Data extract -
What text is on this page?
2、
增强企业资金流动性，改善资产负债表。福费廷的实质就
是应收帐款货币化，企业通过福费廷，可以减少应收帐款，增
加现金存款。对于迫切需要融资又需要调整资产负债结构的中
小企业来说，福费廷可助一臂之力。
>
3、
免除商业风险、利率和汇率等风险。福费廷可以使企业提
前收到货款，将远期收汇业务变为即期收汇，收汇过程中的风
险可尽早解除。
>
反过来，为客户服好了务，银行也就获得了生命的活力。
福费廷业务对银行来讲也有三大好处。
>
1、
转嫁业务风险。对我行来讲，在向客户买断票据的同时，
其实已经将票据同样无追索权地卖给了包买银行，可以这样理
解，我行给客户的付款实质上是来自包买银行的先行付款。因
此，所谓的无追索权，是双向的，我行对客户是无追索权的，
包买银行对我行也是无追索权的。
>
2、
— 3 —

* * *

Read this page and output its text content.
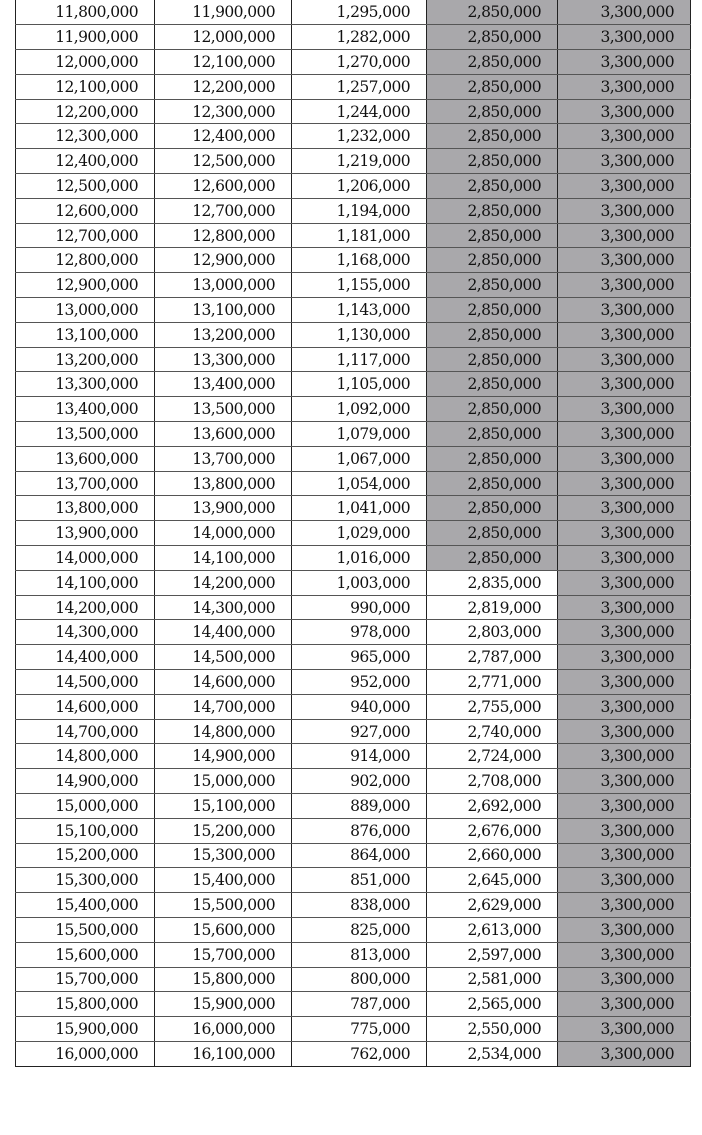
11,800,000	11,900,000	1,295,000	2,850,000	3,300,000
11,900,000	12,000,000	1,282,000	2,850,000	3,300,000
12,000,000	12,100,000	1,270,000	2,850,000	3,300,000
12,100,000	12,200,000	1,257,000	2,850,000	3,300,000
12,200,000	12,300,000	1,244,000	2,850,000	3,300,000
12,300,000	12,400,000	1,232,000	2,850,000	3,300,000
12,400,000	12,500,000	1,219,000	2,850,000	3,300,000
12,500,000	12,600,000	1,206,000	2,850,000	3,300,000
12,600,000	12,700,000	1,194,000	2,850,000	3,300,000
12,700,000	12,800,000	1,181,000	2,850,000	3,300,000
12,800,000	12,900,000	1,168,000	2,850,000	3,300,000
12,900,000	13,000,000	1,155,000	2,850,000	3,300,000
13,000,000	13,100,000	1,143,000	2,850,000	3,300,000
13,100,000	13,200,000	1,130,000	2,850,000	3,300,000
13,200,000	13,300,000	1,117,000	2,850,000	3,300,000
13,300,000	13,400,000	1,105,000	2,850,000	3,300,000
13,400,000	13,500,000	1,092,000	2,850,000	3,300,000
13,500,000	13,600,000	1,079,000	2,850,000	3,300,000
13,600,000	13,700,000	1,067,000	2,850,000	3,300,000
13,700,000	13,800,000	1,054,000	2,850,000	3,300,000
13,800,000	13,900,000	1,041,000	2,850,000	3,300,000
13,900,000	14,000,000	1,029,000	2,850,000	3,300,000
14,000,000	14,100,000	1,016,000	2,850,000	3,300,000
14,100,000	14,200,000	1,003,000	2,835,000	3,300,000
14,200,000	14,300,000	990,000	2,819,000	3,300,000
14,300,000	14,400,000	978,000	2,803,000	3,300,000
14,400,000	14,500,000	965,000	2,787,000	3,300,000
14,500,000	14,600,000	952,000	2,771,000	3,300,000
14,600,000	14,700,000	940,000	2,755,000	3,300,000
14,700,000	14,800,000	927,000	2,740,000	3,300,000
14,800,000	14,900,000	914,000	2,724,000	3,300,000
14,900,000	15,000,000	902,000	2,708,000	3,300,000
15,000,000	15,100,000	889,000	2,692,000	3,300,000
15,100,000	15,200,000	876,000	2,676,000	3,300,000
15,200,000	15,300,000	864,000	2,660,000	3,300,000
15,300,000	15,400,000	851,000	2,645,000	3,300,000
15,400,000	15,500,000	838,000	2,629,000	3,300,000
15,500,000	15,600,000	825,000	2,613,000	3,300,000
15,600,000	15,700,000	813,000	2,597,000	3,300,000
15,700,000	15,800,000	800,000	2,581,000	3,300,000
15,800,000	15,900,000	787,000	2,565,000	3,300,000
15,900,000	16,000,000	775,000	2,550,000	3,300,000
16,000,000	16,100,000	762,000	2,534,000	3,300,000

Work instructions -
Show all lines from the listing above in which "this" appears.

Answer to the task -
What text is on this page?
Read this page and output its text content.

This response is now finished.